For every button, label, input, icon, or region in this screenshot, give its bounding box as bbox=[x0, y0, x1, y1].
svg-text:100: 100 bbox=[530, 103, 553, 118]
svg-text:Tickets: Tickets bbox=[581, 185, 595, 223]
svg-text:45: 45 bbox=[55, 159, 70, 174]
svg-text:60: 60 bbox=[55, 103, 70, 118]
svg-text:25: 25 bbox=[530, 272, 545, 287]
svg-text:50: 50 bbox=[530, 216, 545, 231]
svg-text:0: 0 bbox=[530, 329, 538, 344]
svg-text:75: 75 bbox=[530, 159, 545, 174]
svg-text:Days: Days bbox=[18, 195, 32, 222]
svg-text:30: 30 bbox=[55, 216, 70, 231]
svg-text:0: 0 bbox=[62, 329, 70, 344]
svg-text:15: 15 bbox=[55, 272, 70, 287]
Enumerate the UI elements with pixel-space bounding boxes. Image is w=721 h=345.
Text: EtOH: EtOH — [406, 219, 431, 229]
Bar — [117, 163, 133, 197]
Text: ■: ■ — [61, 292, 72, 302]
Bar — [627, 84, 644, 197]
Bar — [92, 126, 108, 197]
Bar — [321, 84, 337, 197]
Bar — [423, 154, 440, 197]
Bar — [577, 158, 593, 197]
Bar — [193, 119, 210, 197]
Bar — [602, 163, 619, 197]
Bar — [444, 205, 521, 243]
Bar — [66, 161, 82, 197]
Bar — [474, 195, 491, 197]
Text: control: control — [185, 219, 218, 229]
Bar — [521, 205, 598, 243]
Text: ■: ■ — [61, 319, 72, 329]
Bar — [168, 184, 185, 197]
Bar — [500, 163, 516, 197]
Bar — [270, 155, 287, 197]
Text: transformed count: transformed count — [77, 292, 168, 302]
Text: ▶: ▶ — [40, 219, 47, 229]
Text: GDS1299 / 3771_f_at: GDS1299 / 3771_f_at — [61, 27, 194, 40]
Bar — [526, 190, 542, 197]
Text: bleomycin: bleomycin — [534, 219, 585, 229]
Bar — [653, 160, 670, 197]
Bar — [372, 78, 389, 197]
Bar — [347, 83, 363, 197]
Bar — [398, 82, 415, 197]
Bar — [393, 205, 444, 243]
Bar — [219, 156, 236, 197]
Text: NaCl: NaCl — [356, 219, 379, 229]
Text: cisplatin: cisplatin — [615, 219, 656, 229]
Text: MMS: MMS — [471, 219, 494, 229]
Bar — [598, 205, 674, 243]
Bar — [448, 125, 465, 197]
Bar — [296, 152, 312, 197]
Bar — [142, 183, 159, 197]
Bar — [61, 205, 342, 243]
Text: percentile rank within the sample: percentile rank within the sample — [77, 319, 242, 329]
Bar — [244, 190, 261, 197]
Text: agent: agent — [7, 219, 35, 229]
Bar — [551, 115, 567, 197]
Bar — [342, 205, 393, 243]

_Stated problem_
Retype every one of the lines above character for character.

_Written answer_
For every button, label, input, icon, or region in this screenshot, give its bounding box as bbox=[x0, y0, x1, y1].
svg-text:100: 100 bbox=[530, 103, 553, 118]
svg-text:Tickets: Tickets bbox=[581, 185, 595, 223]
svg-text:45: 45 bbox=[55, 159, 70, 174]
svg-text:60: 60 bbox=[55, 103, 70, 118]
svg-text:25: 25 bbox=[530, 272, 545, 287]
svg-text:50: 50 bbox=[530, 216, 545, 231]
svg-text:0: 0 bbox=[530, 329, 538, 344]
svg-text:75: 75 bbox=[530, 159, 545, 174]
svg-text:Days: Days bbox=[18, 195, 32, 222]
svg-text:30: 30 bbox=[55, 216, 70, 231]
svg-text:0: 0 bbox=[62, 329, 70, 344]
svg-text:15: 15 bbox=[55, 272, 70, 287]
Enumerate the UI elements with pixel-space bounding boxes. Image is w=721 h=345.
Text: EtOH: EtOH — [406, 219, 431, 229]
Bar — [117, 163, 133, 197]
Text: ■: ■ — [61, 292, 72, 302]
Bar — [627, 84, 644, 197]
Bar — [92, 126, 108, 197]
Bar — [321, 84, 337, 197]
Bar — [423, 154, 440, 197]
Bar — [577, 158, 593, 197]
Bar — [193, 119, 210, 197]
Bar — [602, 163, 619, 197]
Bar — [444, 205, 521, 243]
Bar — [66, 161, 82, 197]
Bar — [474, 195, 491, 197]
Text: control: control — [185, 219, 218, 229]
Bar — [521, 205, 598, 243]
Text: ■: ■ — [61, 319, 72, 329]
Bar — [168, 184, 185, 197]
Bar — [500, 163, 516, 197]
Bar — [270, 155, 287, 197]
Text: transformed count: transformed count — [77, 292, 168, 302]
Text: ▶: ▶ — [40, 219, 47, 229]
Text: GDS1299 / 3771_f_at: GDS1299 / 3771_f_at — [61, 27, 194, 40]
Bar — [526, 190, 542, 197]
Text: bleomycin: bleomycin — [534, 219, 585, 229]
Bar — [653, 160, 670, 197]
Bar — [372, 78, 389, 197]
Bar — [347, 83, 363, 197]
Bar — [398, 82, 415, 197]
Bar — [393, 205, 444, 243]
Bar — [219, 156, 236, 197]
Text: NaCl: NaCl — [356, 219, 379, 229]
Text: cisplatin: cisplatin — [615, 219, 656, 229]
Text: MMS: MMS — [471, 219, 494, 229]
Bar — [598, 205, 674, 243]
Bar — [448, 125, 465, 197]
Bar — [296, 152, 312, 197]
Bar — [142, 183, 159, 197]
Bar — [61, 205, 342, 243]
Text: percentile rank within the sample: percentile rank within the sample — [77, 319, 242, 329]
Bar — [244, 190, 261, 197]
Text: agent: agent — [7, 219, 35, 229]
Bar — [551, 115, 567, 197]
Bar — [342, 205, 393, 243]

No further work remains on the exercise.